● **EXERCISE BRIEF**
Copy out every line below word for word, leaving out the pictures.

--- START ---

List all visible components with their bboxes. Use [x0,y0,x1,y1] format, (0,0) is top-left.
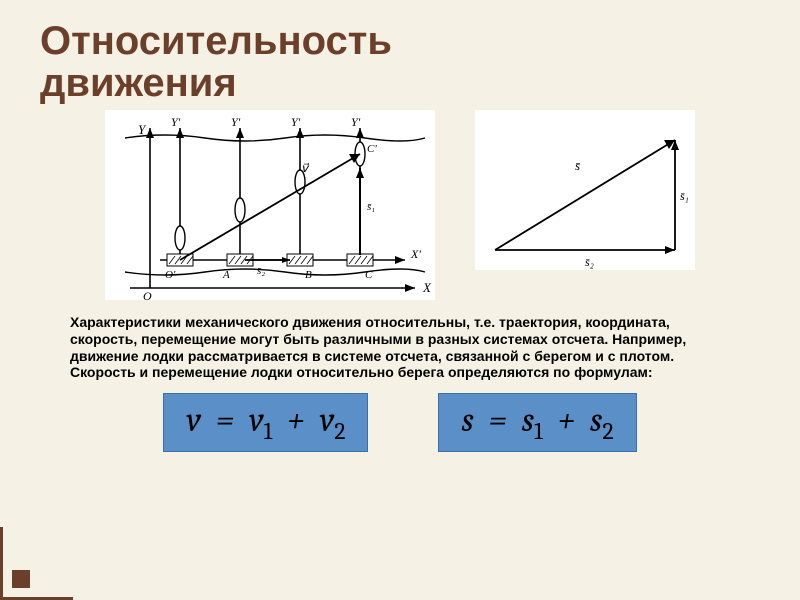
title-line2: движения [40,62,760,104]
svg-text:C': C' [367,143,377,155]
svg-text:s̄: s̄ [575,158,581,173]
svg-text:s̄₁: s̄₁ [367,201,375,213]
diagram-row: X O Y X' Y' O' [40,110,760,300]
svg-text:s̄₁: s̄₁ [680,189,689,203]
corner-ornament [0,510,90,600]
svg-text:C: C [365,269,373,281]
svg-text:Y': Y' [231,115,241,129]
svg-text:X: X [422,280,432,295]
svg-text:Y': Y' [351,115,361,129]
svg-text:s̄₂: s̄₂ [257,265,265,277]
formula-row: v = v1 + v2 s = s1 + s2 [40,393,760,452]
diagram-vector-triangle: s̄ s̄₁ s̄₂ [475,110,695,270]
svg-text:A: A [222,269,230,281]
body-paragraph: Характеристики механического движения от… [70,314,730,381]
svg-text:B: B [305,269,312,281]
svg-text:s̄₂: s̄₂ [585,255,594,269]
diagram-river-frames: X O Y X' Y' O' [105,110,435,300]
title-line1: Относительность [40,20,760,62]
formula-velocity: v = v1 + v2 [163,393,368,452]
svg-text:Y': Y' [171,115,181,129]
svg-text:O: O [143,289,152,300]
svg-text:Y': Y' [291,115,301,129]
svg-text:X': X' [410,247,421,261]
formula-displacement: s = s1 + s2 [438,393,636,452]
slide-title: Относительность движения [40,20,760,104]
svg-text:O': O' [165,269,176,281]
slide: Относительность движения X O Y X' [0,0,800,600]
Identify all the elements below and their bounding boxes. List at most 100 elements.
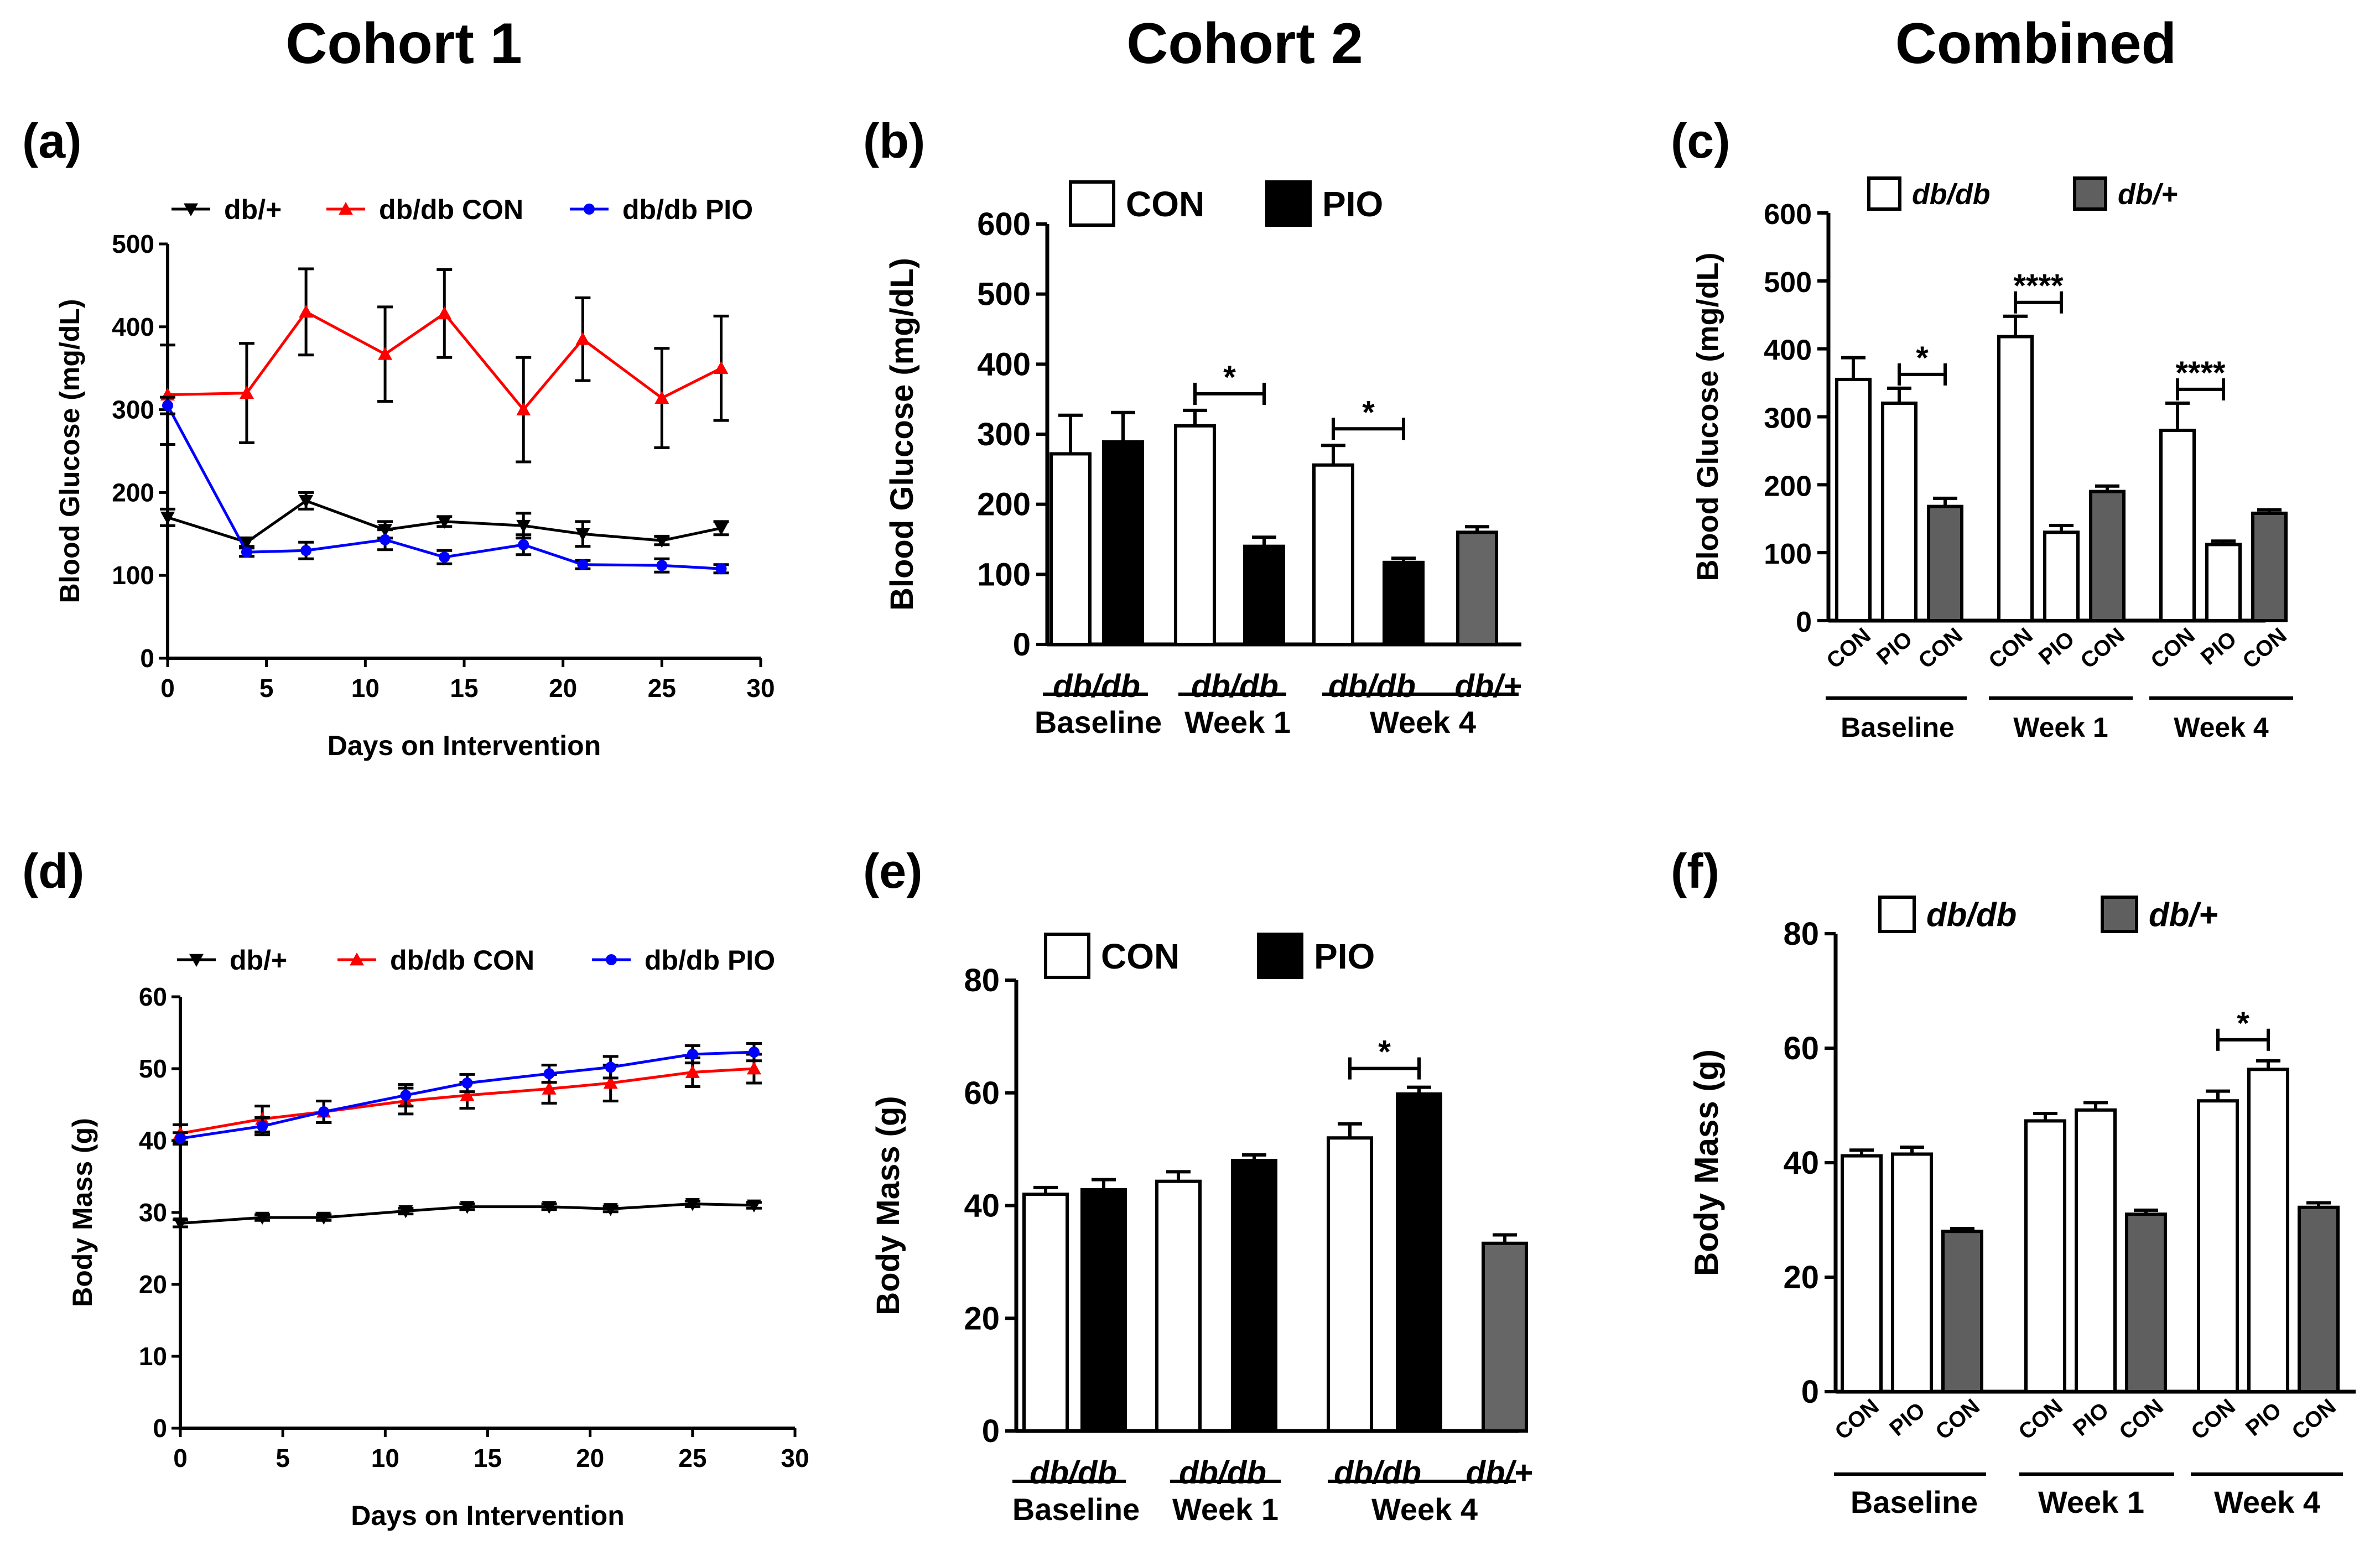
column-title-cohort-2: Cohort 2 (1126, 12, 1363, 76)
legend-label: PIO (1322, 184, 1383, 224)
data-point (603, 1203, 618, 1216)
data-point (542, 1201, 557, 1214)
bar-category-label: CON (1914, 623, 1967, 674)
y-axis-label: Blood Glucose (mg/dL) (884, 258, 920, 611)
y-tick-label: 0 (1013, 627, 1031, 663)
legend-marker (189, 954, 204, 967)
data-point (575, 528, 590, 542)
data-point (460, 1088, 475, 1101)
bar-category-label: PIO (2034, 627, 2079, 670)
data-point (603, 1076, 618, 1089)
y-tick-label: 300 (1764, 403, 1812, 435)
x-tick-label: 25 (678, 1444, 706, 1472)
bar (1231, 1159, 1277, 1433)
bar (1927, 504, 1963, 623)
bar-category-label: CON (1931, 1394, 1984, 1445)
data-point (173, 1126, 188, 1139)
bar (1997, 335, 2034, 622)
y-tick-label: 10 (139, 1342, 167, 1371)
y-axis-label: Body Mass (g) (67, 1118, 98, 1307)
bar-category-label: CON (1822, 623, 1875, 674)
y-tick-label: 60 (964, 1075, 1000, 1111)
strain-label: db/db (1328, 668, 1416, 704)
legend-marker (350, 953, 364, 966)
bar-category-label: CON (2114, 1394, 2168, 1445)
series-line (180, 1067, 755, 1135)
legend-swatch (1878, 896, 1916, 933)
data-point (239, 536, 254, 550)
data-point (173, 1217, 188, 1231)
data-point (714, 522, 729, 535)
bar (1312, 463, 1354, 646)
data-point (460, 1201, 475, 1214)
bar-category-label: CON (2076, 623, 2129, 674)
y-tick-label: 500 (1764, 267, 1812, 299)
y-tick-label: 600 (977, 206, 1031, 242)
panel-label: (f) (1671, 844, 1719, 898)
strain-label: db/+ (1455, 668, 1522, 704)
legend-label: db/db PIO (645, 945, 775, 976)
y-axis-label: Body Mass (g) (1688, 1049, 1725, 1276)
bar (1327, 1136, 1373, 1433)
bar-category-label: CON (2146, 623, 2199, 674)
legend-label: db/+ (230, 945, 287, 976)
legend-swatch (1265, 180, 1312, 227)
bar (1102, 440, 1144, 647)
bar (1049, 452, 1092, 646)
legend-label: db/db CON (379, 194, 523, 225)
y-tick-label: 500 (977, 277, 1031, 313)
group-label: Baseline (1035, 705, 1162, 740)
legend-marker (606, 954, 617, 965)
y-tick-label: 600 (1764, 199, 1812, 231)
bar-category-label: PIO (2196, 627, 2241, 670)
legend-label: PIO (1314, 936, 1375, 976)
bar (2159, 429, 2196, 622)
data-point (299, 495, 314, 508)
x-tick-label: 10 (371, 1444, 399, 1472)
significance-label: * (1916, 340, 1929, 376)
y-tick-label: 500 (112, 230, 154, 258)
y-tick-label: 400 (112, 313, 154, 341)
y-tick-label: 0 (140, 644, 154, 673)
y-tick-label: 0 (1801, 1374, 1819, 1410)
bar-category-label: CON (2238, 623, 2291, 674)
data-point (316, 1211, 331, 1225)
bar-category-label: PIO (1885, 1398, 1930, 1441)
bar-category-label: CON (1984, 623, 2037, 674)
y-tick-label: 100 (977, 556, 1031, 592)
column-title-combined: Combined (1895, 12, 2177, 76)
y-tick-label: 20 (964, 1300, 1000, 1336)
legend-marker (339, 202, 353, 215)
legend-label: db/db CON (390, 945, 534, 976)
bar (2089, 490, 2126, 622)
data-point (748, 1047, 760, 1058)
x-axis-label: Days on Intervention (351, 1500, 625, 1531)
y-tick-label: 50 (139, 1054, 167, 1083)
bar (2043, 530, 2080, 622)
y-tick-label: 60 (1783, 1030, 1819, 1066)
x-tick-label: 0 (160, 674, 175, 702)
y-tick-label: 200 (1764, 470, 1812, 502)
y-tick-label: 300 (112, 395, 154, 424)
x-tick-label: 25 (648, 674, 676, 702)
x-tick-label: 5 (259, 674, 274, 702)
y-tick-label: 20 (1783, 1259, 1819, 1295)
y-tick-label: 0 (153, 1414, 167, 1443)
significance-label: **** (2175, 355, 2226, 391)
legend-swatch (1867, 176, 1901, 211)
series-line (166, 404, 721, 570)
significance-label: * (2237, 1006, 2249, 1042)
y-axis-label: Blood Glucose (mg/dL) (1691, 253, 1724, 581)
bar-category-label: CON (2186, 1394, 2239, 1445)
x-tick-label: 15 (450, 674, 478, 702)
bar-category-label: CON (1830, 1394, 1883, 1445)
y-tick-label: 80 (964, 962, 1000, 998)
x-tick-label: 5 (276, 1444, 290, 1472)
bar-category-label: CON (2014, 1394, 2067, 1445)
data-point (255, 1211, 270, 1225)
significance-label: **** (2013, 268, 2064, 304)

--- END ---

● **SOLUTION**
List all visible components with their bboxes. Use [x0,y0,x1,y1] format, (0,0) is top-left.
title-line2: движения [40,62,760,104]
svg-text:C': C' [367,143,377,155]
svg-text:s̄: s̄ [575,158,581,173]
svg-text:s̄₁: s̄₁ [367,201,375,213]
diagram-row: X O Y X' Y' O' [40,110,760,300]
svg-text:s̄₁: s̄₁ [680,189,689,203]
corner-ornament [0,510,90,600]
svg-text:C: C [365,269,373,281]
svg-text:Y': Y' [231,115,241,129]
svg-text:X: X [422,280,432,295]
svg-text:Y': Y' [351,115,361,129]
svg-text:s̄₂: s̄₂ [257,265,265,277]
formula-row: v = v1 + v2 s = s1 + s2 [40,393,760,452]
diagram-vector-triangle: s̄ s̄₁ s̄₂ [475,110,695,270]
svg-text:A: A [222,269,230,281]
body-paragraph: Характеристики механического движения от… [70,314,730,381]
svg-text:B: B [305,269,312,281]
svg-text:s̄₂: s̄₂ [585,255,594,269]
diagram-river-frames: X O Y X' Y' O' [105,110,435,300]
title-line1: Относительность [40,20,760,62]
formula-velocity: v = v1 + v2 [163,393,368,452]
svg-text:Y': Y' [171,115,181,129]
svg-text:O: O [143,289,152,300]
svg-text:Y': Y' [291,115,301,129]
svg-text:X': X' [410,247,421,261]
formula-displacement: s = s1 + s2 [438,393,636,452]
slide-title: Относительность движения [40,20,760,104]
svg-text:O': O' [165,269,176,281]
slide: Относительность движения X O Y X' [0,0,800,600]
Identify all the elements below and their bounding boxes. List at most 100 elements.
column-title-cohort-2: Cohort 2 (1126, 12, 1363, 76)
legend-label: PIO (1322, 184, 1383, 224)
data-point (603, 1203, 618, 1216)
data-point (542, 1201, 557, 1214)
bar-category-label: CON (1914, 623, 1967, 674)
y-axis-label: Blood Glucose (mg/dL) (884, 258, 920, 611)
y-tick-label: 0 (1013, 627, 1031, 663)
legend-marker (189, 954, 204, 967)
data-point (575, 528, 590, 542)
data-point (460, 1088, 475, 1101)
bar-category-label: PIO (2034, 627, 2079, 670)
data-point (603, 1076, 618, 1089)
y-tick-label: 300 (1764, 403, 1812, 435)
x-tick-label: 25 (678, 1444, 706, 1472)
bar (1231, 1159, 1277, 1433)
bar (1927, 504, 1963, 623)
bar-category-label: CON (1931, 1394, 1984, 1445)
data-point (173, 1126, 188, 1139)
bar (1997, 335, 2034, 622)
y-tick-label: 10 (139, 1342, 167, 1371)
y-axis-label: Body Mass (g) (67, 1118, 98, 1307)
bar-category-label: CON (1822, 623, 1875, 674)
y-tick-label: 60 (964, 1075, 1000, 1111)
strain-label: db/db (1328, 668, 1416, 704)
legend-marker (350, 953, 364, 966)
bar-category-label: CON (2114, 1394, 2168, 1445)
series-line (180, 1067, 755, 1135)
legend-swatch (1878, 896, 1916, 933)
data-point (239, 536, 254, 550)
data-point (173, 1217, 188, 1231)
data-point (714, 522, 729, 535)
bar (1312, 463, 1354, 646)
data-point (460, 1201, 475, 1214)
bar-category-label: CON (2076, 623, 2129, 674)
y-tick-label: 500 (1764, 267, 1812, 299)
y-tick-label: 600 (977, 206, 1031, 242)
panel-label: (f) (1671, 844, 1719, 898)
strain-label: db/+ (1455, 668, 1522, 704)
legend-label: db/db PIO (645, 945, 775, 976)
y-axis-label: Body Mass (g) (1688, 1049, 1725, 1276)
bar (1327, 1136, 1373, 1433)
bar-category-label: CON (2146, 623, 2199, 674)
legend-label: db/+ (230, 945, 287, 976)
legend-swatch (1265, 180, 1312, 227)
bar (1102, 440, 1144, 647)
bar (1049, 452, 1092, 646)
legend-label: db/db CON (379, 194, 523, 225)
y-tick-label: 500 (977, 277, 1031, 313)
group-label: Baseline (1035, 705, 1162, 740)
legend-marker (606, 954, 617, 965)
y-tick-label: 600 (1764, 199, 1812, 231)
bar-category-label: PIO (2196, 627, 2241, 670)
legend-label: PIO (1314, 936, 1375, 976)
bar (2159, 429, 2196, 622)
data-point (299, 495, 314, 508)
x-tick-label: 10 (371, 1444, 399, 1472)
significance-label: * (1916, 340, 1929, 376)
y-tick-label: 500 (112, 230, 154, 258)
y-tick-label: 400 (112, 313, 154, 341)
y-tick-label: 0 (140, 644, 154, 673)
y-tick-label: 0 (1801, 1374, 1819, 1410)
bar-category-label: CON (2238, 623, 2291, 674)
data-point (316, 1211, 331, 1225)
bar-category-label: PIO (1885, 1398, 1930, 1441)
bar-category-label: CON (1984, 623, 2037, 674)
y-tick-label: 100 (977, 556, 1031, 592)
column-title-combined: Combined (1895, 12, 2177, 76)
y-tick-label: 20 (964, 1300, 1000, 1336)
legend-marker (339, 202, 353, 215)
legend-label: db/db CON (390, 945, 534, 976)
bar (2089, 490, 2126, 622)
data-point (748, 1047, 760, 1058)
x-axis-label: Days on Intervention (351, 1500, 625, 1531)
y-tick-label: 50 (139, 1054, 167, 1083)
bar (2043, 530, 2080, 622)
y-tick-label: 60 (1783, 1030, 1819, 1066)
x-tick-label: 0 (160, 674, 175, 702)
y-tick-label: 200 (1764, 470, 1812, 502)
y-tick-label: 300 (112, 395, 154, 424)
x-tick-label: 25 (648, 674, 676, 702)
x-tick-label: 5 (259, 674, 274, 702)
y-tick-label: 20 (1783, 1259, 1819, 1295)
y-tick-label: 0 (153, 1414, 167, 1443)
significance-label: **** (2175, 355, 2226, 391)
legend-swatch (1867, 176, 1901, 211)
series-line (166, 404, 721, 570)
significance-label: * (2237, 1006, 2249, 1042)
y-axis-label: Blood Glucose (mg/dL) (1691, 253, 1724, 581)
bar-category-label: CON (2186, 1394, 2239, 1445)
x-tick-label: 15 (450, 674, 478, 702)
bar-category-label: CON (1830, 1394, 1883, 1445)
y-tick-label: 80 (964, 962, 1000, 998)
x-tick-label: 5 (276, 1444, 290, 1472)
bar-category-label: CON (2014, 1394, 2067, 1445)
data-point (255, 1211, 270, 1225)
significance-label: **** (2013, 268, 2064, 304)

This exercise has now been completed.